- [TASK STATEMENT] Single out the lines of the material that contain "wise" and copy them.

[Begin RECORDED INFORMATION]

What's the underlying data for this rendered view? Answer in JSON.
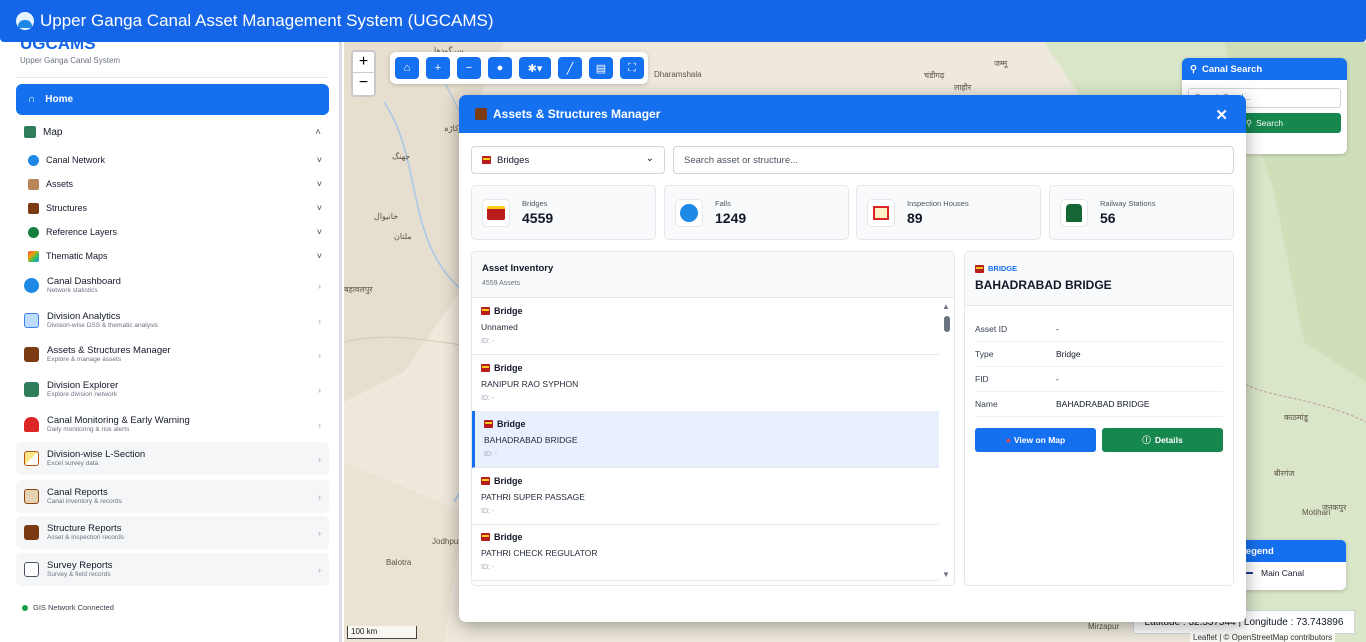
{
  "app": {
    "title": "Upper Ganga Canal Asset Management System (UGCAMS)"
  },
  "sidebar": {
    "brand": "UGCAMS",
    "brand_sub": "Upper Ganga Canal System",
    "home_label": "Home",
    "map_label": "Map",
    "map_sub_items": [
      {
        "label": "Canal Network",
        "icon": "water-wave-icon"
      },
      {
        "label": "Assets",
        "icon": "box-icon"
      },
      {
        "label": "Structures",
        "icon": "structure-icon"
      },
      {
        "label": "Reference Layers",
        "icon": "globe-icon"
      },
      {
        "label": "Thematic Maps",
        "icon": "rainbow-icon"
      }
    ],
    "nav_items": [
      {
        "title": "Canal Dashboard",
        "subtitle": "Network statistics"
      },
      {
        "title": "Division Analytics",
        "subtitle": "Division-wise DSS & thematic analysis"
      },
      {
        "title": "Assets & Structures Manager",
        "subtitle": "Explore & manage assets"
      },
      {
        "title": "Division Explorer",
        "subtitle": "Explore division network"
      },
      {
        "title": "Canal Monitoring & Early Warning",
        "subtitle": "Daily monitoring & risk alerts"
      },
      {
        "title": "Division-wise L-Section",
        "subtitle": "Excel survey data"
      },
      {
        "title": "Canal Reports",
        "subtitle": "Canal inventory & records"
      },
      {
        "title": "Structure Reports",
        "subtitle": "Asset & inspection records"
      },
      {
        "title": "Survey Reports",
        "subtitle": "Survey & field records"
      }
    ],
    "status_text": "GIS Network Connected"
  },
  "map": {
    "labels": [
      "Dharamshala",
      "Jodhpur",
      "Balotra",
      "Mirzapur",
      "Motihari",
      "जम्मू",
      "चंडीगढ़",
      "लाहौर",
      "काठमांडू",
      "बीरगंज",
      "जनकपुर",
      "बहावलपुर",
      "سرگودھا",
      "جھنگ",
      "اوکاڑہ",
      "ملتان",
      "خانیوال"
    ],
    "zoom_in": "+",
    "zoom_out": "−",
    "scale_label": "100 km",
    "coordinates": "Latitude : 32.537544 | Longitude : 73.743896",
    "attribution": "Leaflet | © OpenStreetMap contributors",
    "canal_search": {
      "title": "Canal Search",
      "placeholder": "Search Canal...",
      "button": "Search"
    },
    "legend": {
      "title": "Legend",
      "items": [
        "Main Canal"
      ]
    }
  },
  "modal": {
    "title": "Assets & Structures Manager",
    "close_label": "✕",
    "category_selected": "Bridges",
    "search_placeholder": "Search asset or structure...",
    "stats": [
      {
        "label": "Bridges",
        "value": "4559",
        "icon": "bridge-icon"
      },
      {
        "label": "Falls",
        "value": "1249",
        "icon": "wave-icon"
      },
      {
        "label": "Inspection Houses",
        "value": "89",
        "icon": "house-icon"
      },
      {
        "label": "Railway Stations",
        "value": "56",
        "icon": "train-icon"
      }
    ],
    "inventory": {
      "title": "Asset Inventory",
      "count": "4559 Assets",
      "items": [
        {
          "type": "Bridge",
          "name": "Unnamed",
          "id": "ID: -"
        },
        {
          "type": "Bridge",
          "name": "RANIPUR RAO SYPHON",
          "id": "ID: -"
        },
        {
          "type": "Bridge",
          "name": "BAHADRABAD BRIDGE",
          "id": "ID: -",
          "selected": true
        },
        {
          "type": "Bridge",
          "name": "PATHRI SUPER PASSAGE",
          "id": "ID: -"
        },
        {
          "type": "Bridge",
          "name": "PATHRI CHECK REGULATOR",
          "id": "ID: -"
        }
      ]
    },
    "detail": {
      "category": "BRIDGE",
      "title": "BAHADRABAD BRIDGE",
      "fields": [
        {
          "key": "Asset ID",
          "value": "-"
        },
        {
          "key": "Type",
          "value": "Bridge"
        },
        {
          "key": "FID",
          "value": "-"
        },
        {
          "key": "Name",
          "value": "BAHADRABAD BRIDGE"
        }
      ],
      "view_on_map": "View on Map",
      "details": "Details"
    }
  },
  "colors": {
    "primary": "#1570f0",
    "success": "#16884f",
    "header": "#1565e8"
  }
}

[End RECORDED INFORMATION]

- [OUTPUT OF THE EXERCISE]
        "subtitle": "Division-wise DSS & thematic analysis"
        "title": "Division-wise L-Section",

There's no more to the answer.